### To do
Could you write out every record below exactly, leaving out any pictures?

[Stored records]
• • •

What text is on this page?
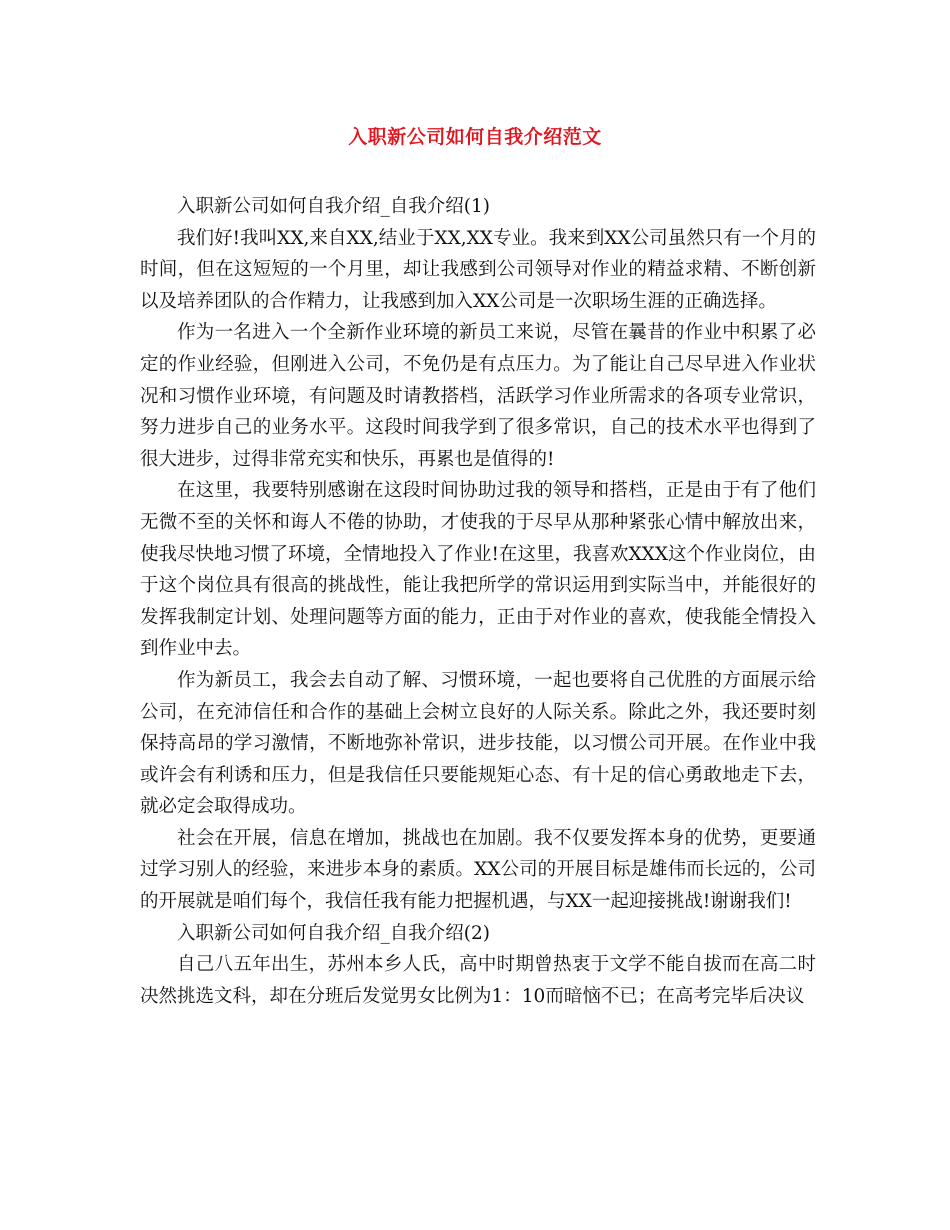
入职新公司如何自我介绍范文

入职新公司如何自我介绍_自我介绍(1)

我们好!我叫XX,来自XX,结业于XX,XX专业。我来到XX公司虽然只有一个月的时间，但在这短短的一个月里，却让我感到公司领导对作业的精益求精、不断创新以及培养团队的合作精力，让我感到加入XX公司是一次职场生涯的正确选择。

作为一名进入一个全新作业环境的新员工来说，尽管在曩昔的作业中积累了必定的作业经验，但刚进入公司，不免仍是有点压力。为了能让自己尽早进入作业状况和习惯作业环境，有问题及时请教搭档，活跃学习作业所需求的各项专业常识，努力进步自己的业务水平。这段时间我学到了很多常识，自己的技术水平也得到了很大进步，过得非常充实和快乐，再累也是值得的!

在这里，我要特别感谢在这段时间协助过我的领导和搭档，正是由于有了他们无微不至的关怀和诲人不倦的协助，才使我的于尽早从那种紧张心情中解放出来，使我尽快地习惯了环境，全情地投入了作业!在这里，我喜欢XXX这个作业岗位，由于这个岗位具有很高的挑战性，能让我把所学的常识运用到实际当中，并能很好的发挥我制定计划、处理问题等方面的能力，正由于对作业的喜欢，使我能全情投入到作业中去。

作为新员工，我会去自动了解、习惯环境，一起也要将自己优胜的方面展示给公司，在充沛信任和合作的基础上会树立良好的人际关系。除此之外，我还要时刻保持高昂的学习激情，不断地弥补常识，进步技能，以习惯公司开展。在作业中我或许会有利诱和压力，但是我信任只要能规矩心态、有十足的信心勇敢地走下去，就必定会取得成功。

社会在开展，信息在增加，挑战也在加剧。我不仅要发挥本身的优势，更要通过学习别人的经验，来进步本身的素质。XX公司的开展目标是雄伟而长远的，公司的开展就是咱们每个，我信任我有能力把握机遇，与XX一起迎接挑战!谢谢我们!

入职新公司如何自我介绍_自我介绍(2)

自己八五年出生，苏州本乡人氏，高中时期曾热衷于文学不能自拔而在高二时决然挑选文科，却在分班后发觉男女比例为1：10而暗恼不已；在高考完毕后决议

• • •

### Expected answer
What text is on this page?
入职新公司如何自我介绍范文

入职新公司如何自我介绍_自我介绍(1)

我们好!我叫XX,来自XX,结业于XX,XX专业。我来到XX公司虽然只有一个月的时间，但在这短短的一个月里，却让我感到公司领导对作业的精益求精、不断创新以及培养团队的合作精力，让我感到加入XX公司是一次职场生涯的正确选择。

作为一名进入一个全新作业环境的新员工来说，尽管在曩昔的作业中积累了必定的作业经验，但刚进入公司，不免仍是有点压力。为了能让自己尽早进入作业状况和习惯作业环境，有问题及时请教搭档，活跃学习作业所需求的各项专业常识，努力进步自己的业务水平。这段时间我学到了很多常识，自己的技术水平也得到了很大进步，过得非常充实和快乐，再累也是值得的!

在这里，我要特别感谢在这段时间协助过我的领导和搭档，正是由于有了他们无微不至的关怀和诲人不倦的协助，才使我的于尽早从那种紧张心情中解放出来，使我尽快地习惯了环境，全情地投入了作业!在这里，我喜欢XXX这个作业岗位，由于这个岗位具有很高的挑战性，能让我把所学的常识运用到实际当中，并能很好的发挥我制定计划、处理问题等方面的能力，正由于对作业的喜欢，使我能全情投入到作业中去。

作为新员工，我会去自动了解、习惯环境，一起也要将自己优胜的方面展示给公司，在充沛信任和合作的基础上会树立良好的人际关系。除此之外，我还要时刻保持高昂的学习激情，不断地弥补常识，进步技能，以习惯公司开展。在作业中我或许会有利诱和压力，但是我信任只要能规矩心态、有十足的信心勇敢地走下去，就必定会取得成功。

社会在开展，信息在增加，挑战也在加剧。我不仅要发挥本身的优势，更要通过学习别人的经验，来进步本身的素质。XX公司的开展目标是雄伟而长远的，公司的开展就是咱们每个，我信任我有能力把握机遇，与XX一起迎接挑战!谢谢我们!

入职新公司如何自我介绍_自我介绍(2)

自己八五年出生，苏州本乡人氏，高中时期曾热衷于文学不能自拔而在高二时决然挑选文科，却在分班后发觉男女比例为1：10而暗恼不已；在高考完毕后决议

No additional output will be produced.